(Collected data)
========================================================================
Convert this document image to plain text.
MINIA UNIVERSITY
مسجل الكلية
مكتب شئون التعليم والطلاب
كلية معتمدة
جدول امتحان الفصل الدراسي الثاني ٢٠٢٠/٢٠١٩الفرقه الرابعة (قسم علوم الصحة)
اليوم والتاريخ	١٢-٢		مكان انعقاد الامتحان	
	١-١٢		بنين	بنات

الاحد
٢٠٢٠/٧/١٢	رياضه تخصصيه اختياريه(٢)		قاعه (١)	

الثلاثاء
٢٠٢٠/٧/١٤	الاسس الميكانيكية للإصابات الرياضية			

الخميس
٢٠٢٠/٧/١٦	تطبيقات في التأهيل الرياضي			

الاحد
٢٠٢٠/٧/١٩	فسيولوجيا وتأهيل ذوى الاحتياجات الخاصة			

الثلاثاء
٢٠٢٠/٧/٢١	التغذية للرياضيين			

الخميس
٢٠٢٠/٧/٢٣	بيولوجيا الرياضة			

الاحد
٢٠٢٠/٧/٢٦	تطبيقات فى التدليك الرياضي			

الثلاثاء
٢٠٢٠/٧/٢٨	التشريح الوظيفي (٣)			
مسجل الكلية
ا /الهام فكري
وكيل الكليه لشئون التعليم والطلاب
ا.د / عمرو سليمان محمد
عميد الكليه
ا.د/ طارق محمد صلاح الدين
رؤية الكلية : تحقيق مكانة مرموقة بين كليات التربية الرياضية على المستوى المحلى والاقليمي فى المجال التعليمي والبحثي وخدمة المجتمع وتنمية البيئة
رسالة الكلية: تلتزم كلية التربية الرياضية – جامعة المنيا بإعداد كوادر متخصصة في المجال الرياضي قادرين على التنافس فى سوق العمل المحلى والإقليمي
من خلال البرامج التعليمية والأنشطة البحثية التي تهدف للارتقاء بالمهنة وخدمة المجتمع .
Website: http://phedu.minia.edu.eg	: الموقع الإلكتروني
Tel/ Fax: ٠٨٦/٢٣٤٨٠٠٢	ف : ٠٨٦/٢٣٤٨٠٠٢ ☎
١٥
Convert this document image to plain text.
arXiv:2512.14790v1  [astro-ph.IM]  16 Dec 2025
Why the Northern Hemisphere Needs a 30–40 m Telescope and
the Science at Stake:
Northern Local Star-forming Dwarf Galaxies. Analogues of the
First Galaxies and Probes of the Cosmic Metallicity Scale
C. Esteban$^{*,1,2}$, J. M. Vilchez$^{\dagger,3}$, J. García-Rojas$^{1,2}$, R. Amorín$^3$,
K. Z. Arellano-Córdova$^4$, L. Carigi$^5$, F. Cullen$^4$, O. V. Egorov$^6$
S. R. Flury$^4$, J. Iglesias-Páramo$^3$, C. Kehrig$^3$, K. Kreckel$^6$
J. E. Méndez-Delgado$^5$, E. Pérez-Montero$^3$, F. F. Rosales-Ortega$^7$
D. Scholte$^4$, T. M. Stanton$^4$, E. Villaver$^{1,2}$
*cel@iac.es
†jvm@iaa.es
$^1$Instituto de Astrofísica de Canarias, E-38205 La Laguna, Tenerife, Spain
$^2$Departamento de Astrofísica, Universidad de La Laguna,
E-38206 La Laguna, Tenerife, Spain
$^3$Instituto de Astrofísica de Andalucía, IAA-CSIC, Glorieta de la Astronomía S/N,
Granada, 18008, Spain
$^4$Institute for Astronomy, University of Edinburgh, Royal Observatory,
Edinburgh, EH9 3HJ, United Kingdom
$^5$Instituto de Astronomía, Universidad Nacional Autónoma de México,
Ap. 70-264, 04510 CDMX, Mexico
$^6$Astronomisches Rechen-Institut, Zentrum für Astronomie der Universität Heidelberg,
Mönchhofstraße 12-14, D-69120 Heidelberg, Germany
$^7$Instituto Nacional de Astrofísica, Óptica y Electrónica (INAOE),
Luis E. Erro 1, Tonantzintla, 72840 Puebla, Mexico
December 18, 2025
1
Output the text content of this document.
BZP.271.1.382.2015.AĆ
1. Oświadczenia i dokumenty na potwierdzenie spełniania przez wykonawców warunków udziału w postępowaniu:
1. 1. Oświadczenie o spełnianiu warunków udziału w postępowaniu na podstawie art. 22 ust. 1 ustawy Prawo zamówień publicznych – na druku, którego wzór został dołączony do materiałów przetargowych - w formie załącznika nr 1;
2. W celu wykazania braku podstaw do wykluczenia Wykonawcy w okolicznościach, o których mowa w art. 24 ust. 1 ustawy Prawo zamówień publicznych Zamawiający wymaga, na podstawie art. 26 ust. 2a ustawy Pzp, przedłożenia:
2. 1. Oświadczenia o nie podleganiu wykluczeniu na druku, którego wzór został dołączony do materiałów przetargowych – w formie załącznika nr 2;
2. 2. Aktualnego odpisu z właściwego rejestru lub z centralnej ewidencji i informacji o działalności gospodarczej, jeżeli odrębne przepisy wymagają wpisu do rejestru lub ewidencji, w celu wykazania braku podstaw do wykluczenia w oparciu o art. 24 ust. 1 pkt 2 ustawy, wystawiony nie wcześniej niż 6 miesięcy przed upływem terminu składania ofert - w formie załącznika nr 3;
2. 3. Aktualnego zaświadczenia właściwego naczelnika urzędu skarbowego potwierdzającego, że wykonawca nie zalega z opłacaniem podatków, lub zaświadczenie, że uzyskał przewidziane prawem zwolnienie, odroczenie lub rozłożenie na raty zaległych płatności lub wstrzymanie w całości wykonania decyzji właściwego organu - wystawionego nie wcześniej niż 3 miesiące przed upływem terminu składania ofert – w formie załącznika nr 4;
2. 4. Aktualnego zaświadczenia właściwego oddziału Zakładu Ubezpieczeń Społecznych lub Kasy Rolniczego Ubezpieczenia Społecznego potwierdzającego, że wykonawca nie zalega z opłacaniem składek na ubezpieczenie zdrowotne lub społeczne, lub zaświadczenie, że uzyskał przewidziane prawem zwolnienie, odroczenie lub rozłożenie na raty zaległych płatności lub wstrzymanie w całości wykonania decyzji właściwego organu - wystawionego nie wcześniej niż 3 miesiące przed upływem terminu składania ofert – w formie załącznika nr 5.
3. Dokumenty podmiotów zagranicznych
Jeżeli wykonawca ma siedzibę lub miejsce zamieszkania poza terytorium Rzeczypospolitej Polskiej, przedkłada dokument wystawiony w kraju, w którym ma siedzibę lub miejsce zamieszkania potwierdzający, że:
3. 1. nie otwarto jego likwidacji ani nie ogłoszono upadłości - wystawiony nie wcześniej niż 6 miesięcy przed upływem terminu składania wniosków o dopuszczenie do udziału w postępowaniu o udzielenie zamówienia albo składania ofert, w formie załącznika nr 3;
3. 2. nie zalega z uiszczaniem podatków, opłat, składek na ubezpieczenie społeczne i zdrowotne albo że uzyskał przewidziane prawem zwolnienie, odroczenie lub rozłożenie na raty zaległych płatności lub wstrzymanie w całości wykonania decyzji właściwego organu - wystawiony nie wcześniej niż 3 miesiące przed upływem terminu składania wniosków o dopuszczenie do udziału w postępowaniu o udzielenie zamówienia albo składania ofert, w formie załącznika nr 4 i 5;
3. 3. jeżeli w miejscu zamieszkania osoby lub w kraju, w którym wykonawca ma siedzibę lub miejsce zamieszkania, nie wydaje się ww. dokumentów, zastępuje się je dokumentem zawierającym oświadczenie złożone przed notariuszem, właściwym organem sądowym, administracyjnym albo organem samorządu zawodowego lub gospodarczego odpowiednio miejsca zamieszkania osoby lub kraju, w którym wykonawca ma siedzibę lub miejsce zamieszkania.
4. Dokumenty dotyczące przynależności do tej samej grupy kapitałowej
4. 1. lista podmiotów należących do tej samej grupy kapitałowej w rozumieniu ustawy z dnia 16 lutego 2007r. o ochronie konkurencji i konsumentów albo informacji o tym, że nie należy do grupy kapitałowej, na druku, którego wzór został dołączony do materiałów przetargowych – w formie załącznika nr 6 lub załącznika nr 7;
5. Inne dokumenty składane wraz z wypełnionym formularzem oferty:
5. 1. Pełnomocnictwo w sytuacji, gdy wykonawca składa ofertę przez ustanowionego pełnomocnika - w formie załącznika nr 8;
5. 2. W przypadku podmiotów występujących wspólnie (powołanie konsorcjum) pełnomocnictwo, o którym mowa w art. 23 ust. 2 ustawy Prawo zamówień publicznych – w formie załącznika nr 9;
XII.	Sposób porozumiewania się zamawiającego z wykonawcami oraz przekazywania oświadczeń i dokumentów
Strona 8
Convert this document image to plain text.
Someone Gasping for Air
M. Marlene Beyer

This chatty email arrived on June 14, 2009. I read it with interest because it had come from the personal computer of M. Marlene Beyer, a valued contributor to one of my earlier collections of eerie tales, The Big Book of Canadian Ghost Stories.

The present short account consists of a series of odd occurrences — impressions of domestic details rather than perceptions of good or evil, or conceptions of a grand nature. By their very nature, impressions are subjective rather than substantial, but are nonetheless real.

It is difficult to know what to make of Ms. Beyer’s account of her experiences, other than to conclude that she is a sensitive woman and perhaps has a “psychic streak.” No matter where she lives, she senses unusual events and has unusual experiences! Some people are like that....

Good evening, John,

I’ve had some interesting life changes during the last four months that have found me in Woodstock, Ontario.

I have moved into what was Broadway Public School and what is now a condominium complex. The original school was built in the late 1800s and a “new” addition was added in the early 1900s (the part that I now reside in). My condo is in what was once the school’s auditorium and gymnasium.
========================================================================
> _Stated goal_:
Looking at the material above, count the lines containing the string "Instituto" and reply with the count alone.

> _The completed task_:
4